• [Task statement]: Copy nothing but the text: repeat each entry exactly and drop the images.

• [Material provided]:
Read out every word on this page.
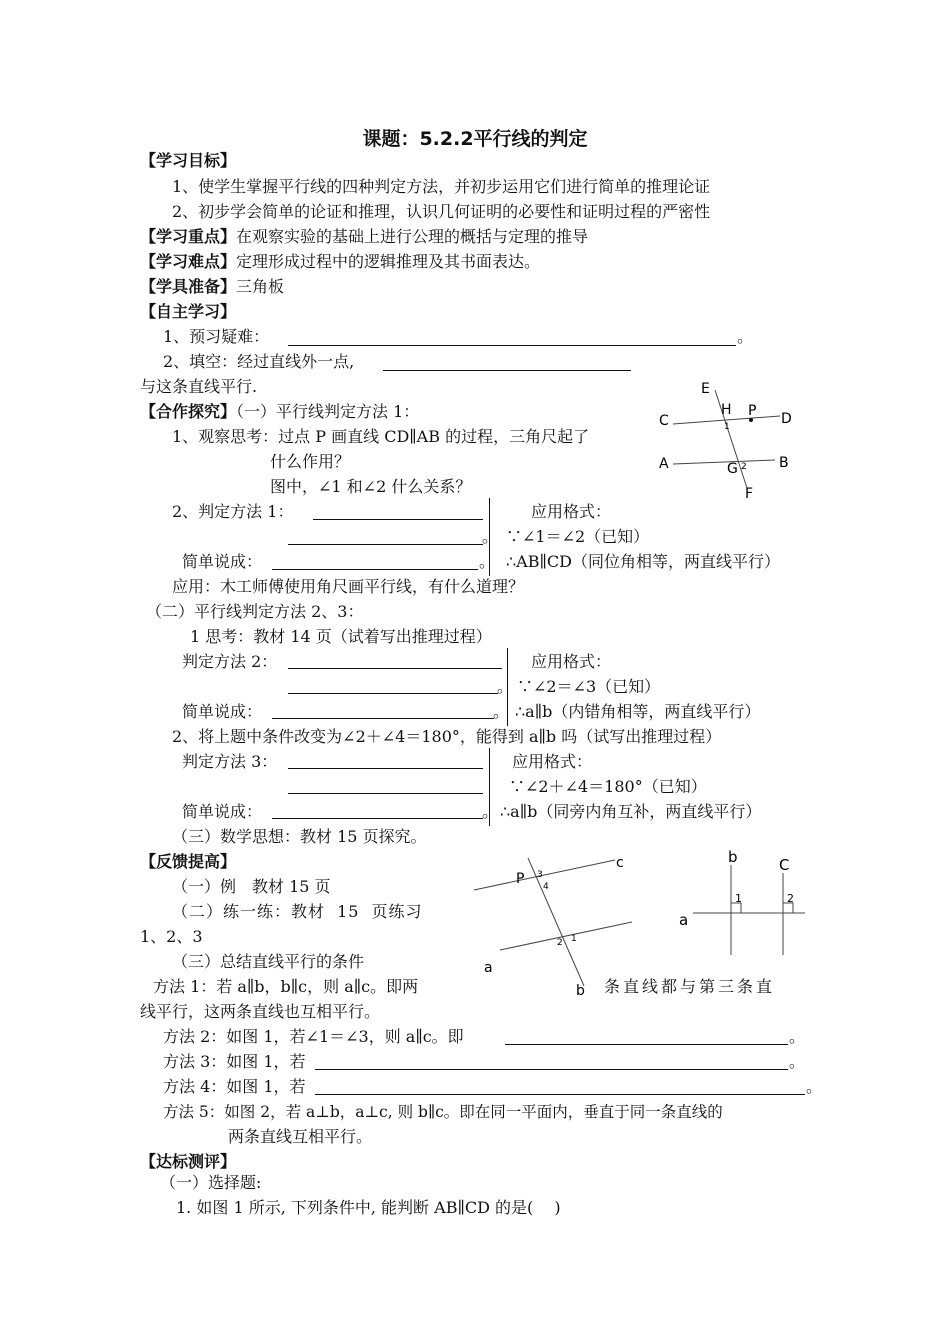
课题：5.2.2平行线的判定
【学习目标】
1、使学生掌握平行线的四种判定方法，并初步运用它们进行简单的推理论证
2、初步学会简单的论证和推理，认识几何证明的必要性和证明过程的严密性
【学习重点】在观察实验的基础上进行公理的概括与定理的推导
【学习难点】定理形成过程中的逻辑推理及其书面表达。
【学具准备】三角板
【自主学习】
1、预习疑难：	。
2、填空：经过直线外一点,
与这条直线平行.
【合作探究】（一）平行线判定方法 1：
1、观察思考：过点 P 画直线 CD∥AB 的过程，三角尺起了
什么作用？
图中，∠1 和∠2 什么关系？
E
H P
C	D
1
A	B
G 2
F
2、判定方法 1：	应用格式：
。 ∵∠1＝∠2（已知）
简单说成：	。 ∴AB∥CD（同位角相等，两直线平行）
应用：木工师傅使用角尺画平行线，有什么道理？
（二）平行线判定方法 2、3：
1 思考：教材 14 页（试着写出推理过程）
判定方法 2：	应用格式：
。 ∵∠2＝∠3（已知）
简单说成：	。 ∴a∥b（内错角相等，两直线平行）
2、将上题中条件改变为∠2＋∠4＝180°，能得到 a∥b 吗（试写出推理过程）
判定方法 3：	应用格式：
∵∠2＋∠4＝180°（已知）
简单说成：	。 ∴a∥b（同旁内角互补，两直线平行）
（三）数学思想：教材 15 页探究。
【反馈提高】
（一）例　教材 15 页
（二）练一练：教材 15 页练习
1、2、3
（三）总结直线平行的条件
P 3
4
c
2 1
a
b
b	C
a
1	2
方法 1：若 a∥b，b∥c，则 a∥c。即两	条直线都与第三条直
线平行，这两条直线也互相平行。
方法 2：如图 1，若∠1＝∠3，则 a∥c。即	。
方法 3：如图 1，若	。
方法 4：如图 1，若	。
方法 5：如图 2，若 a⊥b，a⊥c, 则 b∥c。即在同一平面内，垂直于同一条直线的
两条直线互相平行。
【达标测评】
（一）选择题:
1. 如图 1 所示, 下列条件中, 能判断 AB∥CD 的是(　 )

• [Complete response]:
Read out every word on this page.
课题：5.2.2平行线的判定
【学习目标】
1、使学生掌握平行线的四种判定方法，并初步运用它们进行简单的推理论证
2、初步学会简单的论证和推理，认识几何证明的必要性和证明过程的严密性
【学习重点】在观察实验的基础上进行公理的概括与定理的推导
【学习难点】定理形成过程中的逻辑推理及其书面表达。
【学具准备】三角板
【自主学习】
1、预习疑难：	。
2、填空：经过直线外一点,
与这条直线平行.
【合作探究】（一）平行线判定方法 1：
1、观察思考：过点 P 画直线 CD∥AB 的过程，三角尺起了
什么作用？
图中，∠1 和∠2 什么关系？
E
H P
C	D
1
A	B
G 2
F
2、判定方法 1：	应用格式：
。 ∵∠1＝∠2（已知）
简单说成：	。 ∴AB∥CD（同位角相等，两直线平行）
应用：木工师傅使用角尺画平行线，有什么道理？
（二）平行线判定方法 2、3：
1 思考：教材 14 页（试着写出推理过程）
判定方法 2：	应用格式：
。 ∵∠2＝∠3（已知）
简单说成：	。 ∴a∥b（内错角相等，两直线平行）
2、将上题中条件改变为∠2＋∠4＝180°，能得到 a∥b 吗（试写出推理过程）
判定方法 3：	应用格式：
∵∠2＋∠4＝180°（已知）
简单说成：	。 ∴a∥b（同旁内角互补，两直线平行）
（三）数学思想：教材 15 页探究。
【反馈提高】
（一）例　教材 15 页
（二）练一练：教材 15 页练习
1、2、3
（三）总结直线平行的条件
P 3
4
c
2 1
a
b
b	C
a
1	2
方法 1：若 a∥b，b∥c，则 a∥c。即两	条直线都与第三条直
线平行，这两条直线也互相平行。
方法 2：如图 1，若∠1＝∠3，则 a∥c。即	。
方法 3：如图 1，若	。
方法 4：如图 1，若	。
方法 5：如图 2，若 a⊥b，a⊥c, 则 b∥c。即在同一平面内，垂直于同一条直线的
两条直线互相平行。
【达标测评】
（一）选择题:
1. 如图 1 所示, 下列条件中, 能判断 AB∥CD 的是(　 )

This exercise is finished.